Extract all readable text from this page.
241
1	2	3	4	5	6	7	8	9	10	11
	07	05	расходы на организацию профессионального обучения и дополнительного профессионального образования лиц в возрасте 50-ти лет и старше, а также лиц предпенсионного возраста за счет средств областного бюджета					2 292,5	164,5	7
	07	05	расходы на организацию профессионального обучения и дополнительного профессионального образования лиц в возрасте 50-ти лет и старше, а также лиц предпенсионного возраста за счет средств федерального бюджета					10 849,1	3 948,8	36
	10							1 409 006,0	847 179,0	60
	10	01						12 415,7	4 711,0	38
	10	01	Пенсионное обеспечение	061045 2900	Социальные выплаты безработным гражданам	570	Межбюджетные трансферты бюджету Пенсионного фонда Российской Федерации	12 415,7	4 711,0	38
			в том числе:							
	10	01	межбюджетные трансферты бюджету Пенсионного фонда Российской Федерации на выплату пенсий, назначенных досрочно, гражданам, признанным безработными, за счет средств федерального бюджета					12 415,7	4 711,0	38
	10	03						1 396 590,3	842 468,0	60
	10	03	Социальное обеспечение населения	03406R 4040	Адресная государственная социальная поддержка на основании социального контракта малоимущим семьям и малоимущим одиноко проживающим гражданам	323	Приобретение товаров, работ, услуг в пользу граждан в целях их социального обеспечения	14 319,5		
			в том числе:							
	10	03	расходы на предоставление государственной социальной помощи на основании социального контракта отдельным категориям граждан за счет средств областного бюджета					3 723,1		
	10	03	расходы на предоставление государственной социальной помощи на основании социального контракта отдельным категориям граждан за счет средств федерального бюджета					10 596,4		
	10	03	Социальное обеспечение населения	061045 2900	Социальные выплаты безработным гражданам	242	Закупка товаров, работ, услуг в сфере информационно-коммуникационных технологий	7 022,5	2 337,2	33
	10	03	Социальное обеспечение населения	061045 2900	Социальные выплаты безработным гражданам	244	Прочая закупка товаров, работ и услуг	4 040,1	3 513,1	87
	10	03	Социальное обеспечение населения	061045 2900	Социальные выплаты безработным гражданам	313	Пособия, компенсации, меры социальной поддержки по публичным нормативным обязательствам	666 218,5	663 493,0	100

#####

Out of the preceding entries, pull every line containing the string "трансферты".

	10	01	Пенсионное обеспечение	061045 2900	Социальные выплаты безработным гражданам	570	Межбюджетные трансферты бюджету Пенсионного фонда Российской Федерации	12 415,7	4 711,0	38
	10	01	межбюджетные трансферты бюджету Пенсионного фонда Российской Федерации на выплату пенсий, назначенных досрочно, гражданам, признанным безработными, за счет средств федерального бюджета					12 415,7	4 711,0	38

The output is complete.